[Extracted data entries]
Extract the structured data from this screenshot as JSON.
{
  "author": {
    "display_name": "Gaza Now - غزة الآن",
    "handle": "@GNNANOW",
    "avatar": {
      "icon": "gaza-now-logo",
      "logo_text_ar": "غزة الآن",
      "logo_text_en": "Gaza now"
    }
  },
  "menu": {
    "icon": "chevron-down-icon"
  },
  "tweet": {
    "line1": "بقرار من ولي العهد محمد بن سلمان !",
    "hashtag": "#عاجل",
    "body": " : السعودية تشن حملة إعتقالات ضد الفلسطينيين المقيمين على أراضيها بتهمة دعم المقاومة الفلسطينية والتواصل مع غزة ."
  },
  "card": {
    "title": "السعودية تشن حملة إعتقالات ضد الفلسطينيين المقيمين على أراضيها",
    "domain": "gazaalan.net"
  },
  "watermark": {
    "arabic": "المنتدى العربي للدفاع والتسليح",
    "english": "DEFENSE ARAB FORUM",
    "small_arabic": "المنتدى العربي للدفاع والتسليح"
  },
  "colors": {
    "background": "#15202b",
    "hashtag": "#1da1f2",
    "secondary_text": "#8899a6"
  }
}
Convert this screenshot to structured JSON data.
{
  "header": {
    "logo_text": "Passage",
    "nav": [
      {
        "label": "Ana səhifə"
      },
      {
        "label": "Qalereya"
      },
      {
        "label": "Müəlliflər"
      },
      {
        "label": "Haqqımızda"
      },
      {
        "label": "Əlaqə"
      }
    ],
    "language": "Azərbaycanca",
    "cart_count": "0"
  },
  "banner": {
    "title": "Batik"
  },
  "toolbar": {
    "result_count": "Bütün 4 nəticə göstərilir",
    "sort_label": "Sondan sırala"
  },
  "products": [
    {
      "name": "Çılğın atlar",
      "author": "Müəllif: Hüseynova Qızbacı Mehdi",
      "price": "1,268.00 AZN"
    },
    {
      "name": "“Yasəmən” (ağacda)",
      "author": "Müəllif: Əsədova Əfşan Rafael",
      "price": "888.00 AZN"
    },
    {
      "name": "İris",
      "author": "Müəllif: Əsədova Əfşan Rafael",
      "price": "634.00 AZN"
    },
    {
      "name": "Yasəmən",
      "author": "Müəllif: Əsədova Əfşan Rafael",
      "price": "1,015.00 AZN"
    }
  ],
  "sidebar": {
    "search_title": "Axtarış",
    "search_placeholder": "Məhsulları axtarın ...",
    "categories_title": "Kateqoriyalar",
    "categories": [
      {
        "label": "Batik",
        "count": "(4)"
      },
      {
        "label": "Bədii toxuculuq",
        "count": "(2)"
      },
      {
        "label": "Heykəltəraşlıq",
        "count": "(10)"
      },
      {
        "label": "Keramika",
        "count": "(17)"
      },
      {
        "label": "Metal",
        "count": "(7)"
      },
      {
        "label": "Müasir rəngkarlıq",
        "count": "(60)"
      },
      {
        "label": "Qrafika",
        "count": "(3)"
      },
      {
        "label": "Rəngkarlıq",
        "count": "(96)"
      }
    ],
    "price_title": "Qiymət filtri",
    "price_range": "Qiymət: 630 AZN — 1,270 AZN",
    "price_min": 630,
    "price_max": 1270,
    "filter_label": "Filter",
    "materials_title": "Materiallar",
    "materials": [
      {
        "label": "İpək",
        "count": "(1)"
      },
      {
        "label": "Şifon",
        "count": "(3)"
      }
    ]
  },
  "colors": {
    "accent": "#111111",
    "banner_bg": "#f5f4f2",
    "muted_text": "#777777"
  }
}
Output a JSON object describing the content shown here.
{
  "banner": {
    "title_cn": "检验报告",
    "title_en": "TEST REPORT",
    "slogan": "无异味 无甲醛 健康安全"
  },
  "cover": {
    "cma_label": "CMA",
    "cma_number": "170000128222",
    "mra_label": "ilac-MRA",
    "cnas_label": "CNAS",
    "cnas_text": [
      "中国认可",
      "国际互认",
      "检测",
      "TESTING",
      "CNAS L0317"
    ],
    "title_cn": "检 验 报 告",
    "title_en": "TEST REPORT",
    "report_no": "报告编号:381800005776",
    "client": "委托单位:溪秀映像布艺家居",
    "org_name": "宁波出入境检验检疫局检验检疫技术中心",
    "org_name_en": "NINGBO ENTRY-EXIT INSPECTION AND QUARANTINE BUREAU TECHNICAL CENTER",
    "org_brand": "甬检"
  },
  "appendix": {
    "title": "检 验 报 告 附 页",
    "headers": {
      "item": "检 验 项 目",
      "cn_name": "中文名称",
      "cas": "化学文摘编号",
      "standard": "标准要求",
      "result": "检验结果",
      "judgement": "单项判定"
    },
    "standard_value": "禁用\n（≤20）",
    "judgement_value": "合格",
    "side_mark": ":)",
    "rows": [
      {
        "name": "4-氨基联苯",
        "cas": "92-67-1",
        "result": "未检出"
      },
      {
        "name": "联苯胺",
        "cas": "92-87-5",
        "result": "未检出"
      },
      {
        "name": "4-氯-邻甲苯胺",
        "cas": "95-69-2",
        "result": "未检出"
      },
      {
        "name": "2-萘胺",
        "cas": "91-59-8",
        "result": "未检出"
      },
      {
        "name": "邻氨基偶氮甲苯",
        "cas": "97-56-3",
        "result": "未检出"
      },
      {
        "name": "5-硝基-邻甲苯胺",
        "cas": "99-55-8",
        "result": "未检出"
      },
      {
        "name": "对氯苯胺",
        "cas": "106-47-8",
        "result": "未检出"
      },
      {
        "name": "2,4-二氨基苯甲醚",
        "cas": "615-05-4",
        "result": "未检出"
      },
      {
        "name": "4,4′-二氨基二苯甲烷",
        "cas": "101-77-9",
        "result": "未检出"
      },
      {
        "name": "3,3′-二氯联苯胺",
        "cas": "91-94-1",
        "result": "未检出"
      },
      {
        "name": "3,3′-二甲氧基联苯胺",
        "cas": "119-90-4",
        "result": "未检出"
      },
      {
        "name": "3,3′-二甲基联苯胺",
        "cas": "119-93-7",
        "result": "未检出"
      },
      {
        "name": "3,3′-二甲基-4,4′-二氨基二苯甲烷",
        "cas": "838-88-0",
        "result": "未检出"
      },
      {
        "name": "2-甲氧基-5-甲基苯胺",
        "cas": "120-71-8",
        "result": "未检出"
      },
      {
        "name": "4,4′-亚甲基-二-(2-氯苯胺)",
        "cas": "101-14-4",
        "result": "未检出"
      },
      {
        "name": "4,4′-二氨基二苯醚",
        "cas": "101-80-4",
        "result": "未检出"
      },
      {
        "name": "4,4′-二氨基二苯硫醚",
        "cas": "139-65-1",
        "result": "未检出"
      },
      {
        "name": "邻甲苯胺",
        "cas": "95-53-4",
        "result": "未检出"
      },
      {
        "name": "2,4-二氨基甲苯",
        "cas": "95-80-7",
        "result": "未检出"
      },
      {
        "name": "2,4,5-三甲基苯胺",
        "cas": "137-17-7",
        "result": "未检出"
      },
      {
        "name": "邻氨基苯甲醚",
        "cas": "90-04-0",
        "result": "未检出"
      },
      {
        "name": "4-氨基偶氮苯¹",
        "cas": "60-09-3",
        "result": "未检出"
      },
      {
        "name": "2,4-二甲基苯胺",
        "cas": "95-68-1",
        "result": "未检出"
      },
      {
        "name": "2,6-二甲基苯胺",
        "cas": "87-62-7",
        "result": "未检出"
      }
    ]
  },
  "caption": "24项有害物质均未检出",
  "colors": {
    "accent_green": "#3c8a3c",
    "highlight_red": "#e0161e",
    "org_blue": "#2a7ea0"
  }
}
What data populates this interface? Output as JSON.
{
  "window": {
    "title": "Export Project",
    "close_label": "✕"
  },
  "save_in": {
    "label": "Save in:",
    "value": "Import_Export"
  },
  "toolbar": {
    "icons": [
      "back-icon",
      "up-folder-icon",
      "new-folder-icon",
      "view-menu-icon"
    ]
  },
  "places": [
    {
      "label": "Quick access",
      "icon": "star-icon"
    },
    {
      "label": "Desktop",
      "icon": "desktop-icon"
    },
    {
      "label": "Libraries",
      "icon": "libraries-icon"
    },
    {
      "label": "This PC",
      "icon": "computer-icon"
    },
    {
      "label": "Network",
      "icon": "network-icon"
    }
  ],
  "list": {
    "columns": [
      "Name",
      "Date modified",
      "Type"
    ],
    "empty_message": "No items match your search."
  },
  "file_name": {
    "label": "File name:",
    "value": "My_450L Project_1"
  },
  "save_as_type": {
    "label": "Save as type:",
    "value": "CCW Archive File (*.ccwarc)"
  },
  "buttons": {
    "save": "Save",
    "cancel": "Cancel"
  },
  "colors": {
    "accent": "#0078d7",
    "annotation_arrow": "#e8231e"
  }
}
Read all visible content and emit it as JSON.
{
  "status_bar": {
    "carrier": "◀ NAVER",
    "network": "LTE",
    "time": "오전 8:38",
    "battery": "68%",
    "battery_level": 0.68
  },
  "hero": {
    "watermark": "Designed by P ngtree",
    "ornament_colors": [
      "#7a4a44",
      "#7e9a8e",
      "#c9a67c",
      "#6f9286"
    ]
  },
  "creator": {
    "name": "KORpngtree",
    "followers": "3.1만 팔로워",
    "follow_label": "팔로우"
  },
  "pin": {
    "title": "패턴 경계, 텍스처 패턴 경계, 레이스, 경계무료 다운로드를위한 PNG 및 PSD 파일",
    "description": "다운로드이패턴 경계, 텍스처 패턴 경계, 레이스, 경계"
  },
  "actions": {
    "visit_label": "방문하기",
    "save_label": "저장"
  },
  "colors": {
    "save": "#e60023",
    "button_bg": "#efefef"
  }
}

◆ Direction ◆
Every line of the records that includes the word "المقيمين" should be gathered.

◆ Complete response ◆
    "body": " : السعودية تشن حملة إعتقالات ضد الفلسطينيين المقيمين على أراضيها بتهمة دعم المقاومة الفلسطينية والتواصل مع غزة ."
    "title": "السعودية تشن حملة إعتقالات ضد الفلسطينيين المقيمين على أراضيها",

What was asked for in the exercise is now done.